> _Instructions to follow_
Each entry below should be echoed exactly, with pictures omitted.

> _Records for processing_
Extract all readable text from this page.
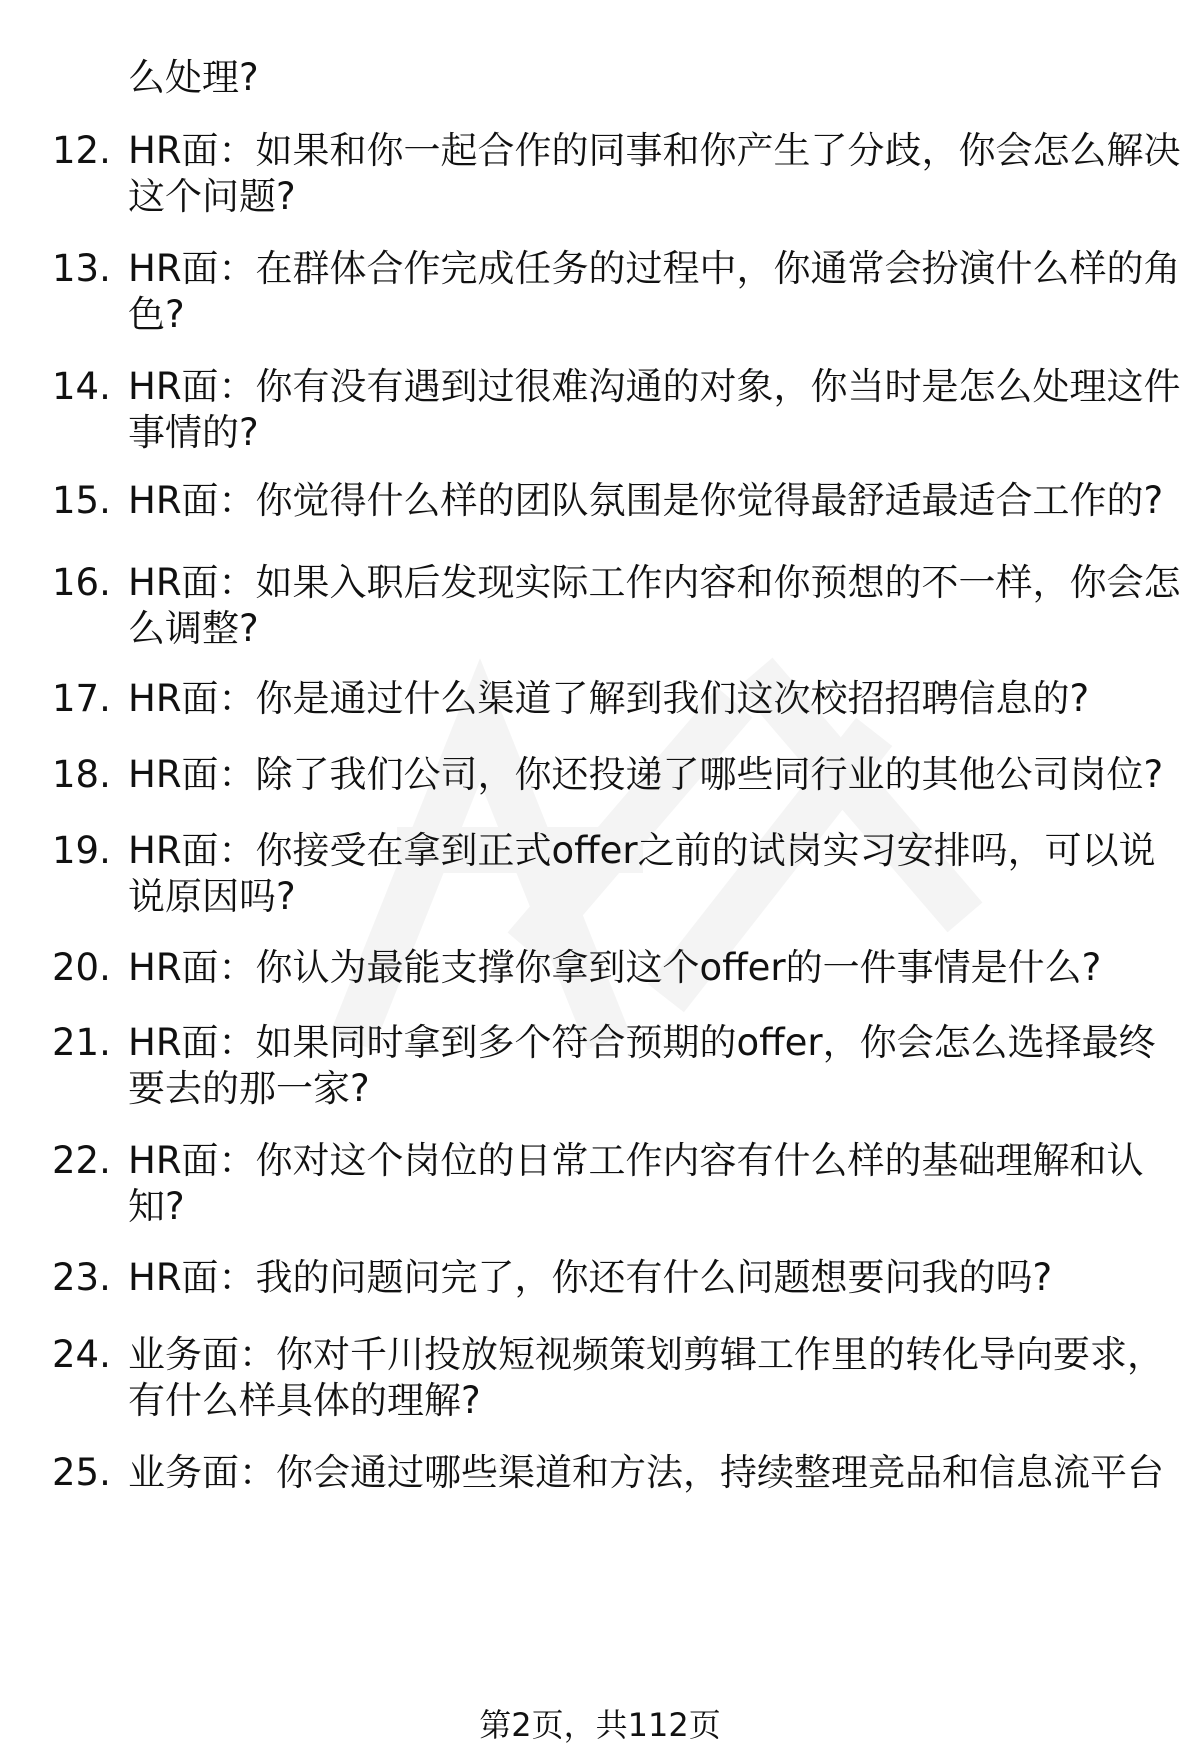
么处理?
12. HR面：如果和你一起合作的同事和你产生了分歧，你会怎么解决
这个问题?
13. HR面：在群体合作完成任务的过程中，你通常会扮演什么样的角
色?
14. HR面：你有没有遇到过很难沟通的对象，你当时是怎么处理这件
事情的?
15. HR面：你觉得什么样的团队氛围是你觉得最舒适最适合工作的?
16. HR面：如果入职后发现实际工作内容和你预想的不一样，你会怎
么调整?
17. HR面：你是通过什么渠道了解到我们这次校招招聘信息的?
18. HR面：除了我们公司，你还投递了哪些同行业的其他公司岗位?
19. HR面：你接受在拿到正式offer之前的试岗实习安排吗，可以说
说原因吗?
20. HR面：你认为最能支撑你拿到这个offer的一件事情是什么?
21. HR面：如果同时拿到多个符合预期的offer，你会怎么选择最终
要去的那一家?
22. HR面：你对这个岗位的日常工作内容有什么样的基础理解和认
知?
23. HR面：我的问题问完了，你还有什么问题想要问我的吗?
24. 业务面：你对千川投放短视频策划剪辑工作里的转化导向要求，
有什么样具体的理解?
25. 业务面：你会通过哪些渠道和方法，持续整理竞品和信息流平台
第2页，共112页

> _Correct answer_
Extract all readable text from this page.
么处理?
12. HR面：如果和你一起合作的同事和你产生了分歧，你会怎么解决
这个问题?
13. HR面：在群体合作完成任务的过程中，你通常会扮演什么样的角
色?
14. HR面：你有没有遇到过很难沟通的对象，你当时是怎么处理这件
事情的?
15. HR面：你觉得什么样的团队氛围是你觉得最舒适最适合工作的?
16. HR面：如果入职后发现实际工作内容和你预想的不一样，你会怎
么调整?
17. HR面：你是通过什么渠道了解到我们这次校招招聘信息的?
18. HR面：除了我们公司，你还投递了哪些同行业的其他公司岗位?
19. HR面：你接受在拿到正式offer之前的试岗实习安排吗，可以说
说原因吗?
20. HR面：你认为最能支撑你拿到这个offer的一件事情是什么?
21. HR面：如果同时拿到多个符合预期的offer，你会怎么选择最终
要去的那一家?
22. HR面：你对这个岗位的日常工作内容有什么样的基础理解和认
知?
23. HR面：我的问题问完了，你还有什么问题想要问我的吗?
24. 业务面：你对千川投放短视频策划剪辑工作里的转化导向要求，
有什么样具体的理解?
25. 业务面：你会通过哪些渠道和方法，持续整理竞品和信息流平台
第2页，共112页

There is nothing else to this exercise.